■ Work to complete:
Please repeat all the entries. Nothing may differ.

*** Opening of Data shown ***

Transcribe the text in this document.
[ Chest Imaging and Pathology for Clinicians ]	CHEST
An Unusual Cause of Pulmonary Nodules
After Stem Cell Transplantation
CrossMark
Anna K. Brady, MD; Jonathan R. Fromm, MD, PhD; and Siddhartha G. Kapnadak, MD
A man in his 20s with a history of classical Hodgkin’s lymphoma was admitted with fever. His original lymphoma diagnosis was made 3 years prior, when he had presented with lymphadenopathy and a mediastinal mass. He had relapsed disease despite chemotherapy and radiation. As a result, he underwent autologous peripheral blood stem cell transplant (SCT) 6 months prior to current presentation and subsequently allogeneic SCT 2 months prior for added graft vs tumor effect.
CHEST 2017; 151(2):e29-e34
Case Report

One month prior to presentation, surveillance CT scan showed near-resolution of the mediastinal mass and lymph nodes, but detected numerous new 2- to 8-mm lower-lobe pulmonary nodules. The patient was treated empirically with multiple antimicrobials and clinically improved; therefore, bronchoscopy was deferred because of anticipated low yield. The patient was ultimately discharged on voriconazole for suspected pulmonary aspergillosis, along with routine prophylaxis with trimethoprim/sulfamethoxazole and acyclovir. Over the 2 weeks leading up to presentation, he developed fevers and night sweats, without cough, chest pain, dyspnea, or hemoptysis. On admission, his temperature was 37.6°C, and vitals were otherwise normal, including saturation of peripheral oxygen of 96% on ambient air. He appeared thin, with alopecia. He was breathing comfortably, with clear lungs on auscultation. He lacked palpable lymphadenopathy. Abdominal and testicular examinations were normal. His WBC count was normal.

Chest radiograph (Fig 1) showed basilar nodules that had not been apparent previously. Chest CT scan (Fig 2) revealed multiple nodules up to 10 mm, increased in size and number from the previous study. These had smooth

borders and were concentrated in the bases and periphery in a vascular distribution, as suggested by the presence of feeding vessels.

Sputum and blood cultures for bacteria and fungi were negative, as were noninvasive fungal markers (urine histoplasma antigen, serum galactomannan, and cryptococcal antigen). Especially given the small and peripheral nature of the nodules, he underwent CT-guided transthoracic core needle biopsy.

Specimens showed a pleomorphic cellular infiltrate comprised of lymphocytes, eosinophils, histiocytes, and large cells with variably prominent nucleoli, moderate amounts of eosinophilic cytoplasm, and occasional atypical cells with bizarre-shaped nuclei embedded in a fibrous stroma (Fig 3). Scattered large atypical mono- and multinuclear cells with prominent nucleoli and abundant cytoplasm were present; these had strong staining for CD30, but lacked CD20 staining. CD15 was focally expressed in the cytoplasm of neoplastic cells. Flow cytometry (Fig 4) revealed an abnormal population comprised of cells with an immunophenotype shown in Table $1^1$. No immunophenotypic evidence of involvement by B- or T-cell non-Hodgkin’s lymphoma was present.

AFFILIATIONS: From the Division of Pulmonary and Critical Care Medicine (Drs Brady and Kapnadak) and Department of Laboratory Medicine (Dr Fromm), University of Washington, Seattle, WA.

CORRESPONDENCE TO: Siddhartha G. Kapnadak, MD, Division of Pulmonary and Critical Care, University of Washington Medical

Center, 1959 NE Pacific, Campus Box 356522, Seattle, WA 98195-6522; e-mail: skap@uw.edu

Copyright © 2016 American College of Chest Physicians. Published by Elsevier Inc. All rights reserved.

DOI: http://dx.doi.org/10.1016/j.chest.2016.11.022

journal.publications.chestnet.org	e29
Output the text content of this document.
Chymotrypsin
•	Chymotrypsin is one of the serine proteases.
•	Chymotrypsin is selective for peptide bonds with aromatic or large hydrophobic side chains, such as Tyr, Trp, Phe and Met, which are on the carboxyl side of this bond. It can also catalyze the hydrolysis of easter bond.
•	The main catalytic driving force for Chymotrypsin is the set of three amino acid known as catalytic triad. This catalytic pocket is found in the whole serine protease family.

*** Close of Data shown ***

■ Output for this exercise:
Transcribe the text in this document.
[ Chest Imaging and Pathology for Clinicians ]	CHEST
An Unusual Cause of Pulmonary Nodules
After Stem Cell Transplantation
CrossMark
Anna K. Brady, MD; Jonathan R. Fromm, MD, PhD; and Siddhartha G. Kapnadak, MD
A man in his 20s with a history of classical Hodgkin’s lymphoma was admitted with fever. His original lymphoma diagnosis was made 3 years prior, when he had presented with lymphadenopathy and a mediastinal mass. He had relapsed disease despite chemotherapy and radiation. As a result, he underwent autologous peripheral blood stem cell transplant (SCT) 6 months prior to current presentation and subsequently allogeneic SCT 2 months prior for added graft vs tumor effect.
CHEST 2017; 151(2):e29-e34
Case Report

One month prior to presentation, surveillance CT scan showed near-resolution of the mediastinal mass and lymph nodes, but detected numerous new 2- to 8-mm lower-lobe pulmonary nodules. The patient was treated empirically with multiple antimicrobials and clinically improved; therefore, bronchoscopy was deferred because of anticipated low yield. The patient was ultimately discharged on voriconazole for suspected pulmonary aspergillosis, along with routine prophylaxis with trimethoprim/sulfamethoxazole and acyclovir. Over the 2 weeks leading up to presentation, he developed fevers and night sweats, without cough, chest pain, dyspnea, or hemoptysis. On admission, his temperature was 37.6°C, and vitals were otherwise normal, including saturation of peripheral oxygen of 96% on ambient air. He appeared thin, with alopecia. He was breathing comfortably, with clear lungs on auscultation. He lacked palpable lymphadenopathy. Abdominal and testicular examinations were normal. His WBC count was normal.

Chest radiograph (Fig 1) showed basilar nodules that had not been apparent previously. Chest CT scan (Fig 2) revealed multiple nodules up to 10 mm, increased in size and number from the previous study. These had smooth

borders and were concentrated in the bases and periphery in a vascular distribution, as suggested by the presence of feeding vessels.

Sputum and blood cultures for bacteria and fungi were negative, as were noninvasive fungal markers (urine histoplasma antigen, serum galactomannan, and cryptococcal antigen). Especially given the small and peripheral nature of the nodules, he underwent CT-guided transthoracic core needle biopsy.

Specimens showed a pleomorphic cellular infiltrate comprised of lymphocytes, eosinophils, histiocytes, and large cells with variably prominent nucleoli, moderate amounts of eosinophilic cytoplasm, and occasional atypical cells with bizarre-shaped nuclei embedded in a fibrous stroma (Fig 3). Scattered large atypical mono- and multinuclear cells with prominent nucleoli and abundant cytoplasm were present; these had strong staining for CD30, but lacked CD20 staining. CD15 was focally expressed in the cytoplasm of neoplastic cells. Flow cytometry (Fig 4) revealed an abnormal population comprised of cells with an immunophenotype shown in Table $1^1$. No immunophenotypic evidence of involvement by B- or T-cell non-Hodgkin’s lymphoma was present.

AFFILIATIONS: From the Division of Pulmonary and Critical Care Medicine (Drs Brady and Kapnadak) and Department of Laboratory Medicine (Dr Fromm), University of Washington, Seattle, WA.

CORRESPONDENCE TO: Siddhartha G. Kapnadak, MD, Division of Pulmonary and Critical Care, University of Washington Medical

Center, 1959 NE Pacific, Campus Box 356522, Seattle, WA 98195-6522; e-mail: skap@uw.edu

Copyright © 2016 American College of Chest Physicians. Published by Elsevier Inc. All rights reserved.

DOI: http://dx.doi.org/10.1016/j.chest.2016.11.022

journal.publications.chestnet.org	e29
Output the text content of this document.
Chymotrypsin
•	Chymotrypsin is one of the serine proteases.
•	Chymotrypsin is selective for peptide bonds with aromatic or large hydrophobic side chains, such as Tyr, Trp, Phe and Met, which are on the carboxyl side of this bond. It can also catalyze the hydrolysis of easter bond.
•	The main catalytic driving force for Chymotrypsin is the set of three amino acid known as catalytic triad. This catalytic pocket is found in the whole serine protease family.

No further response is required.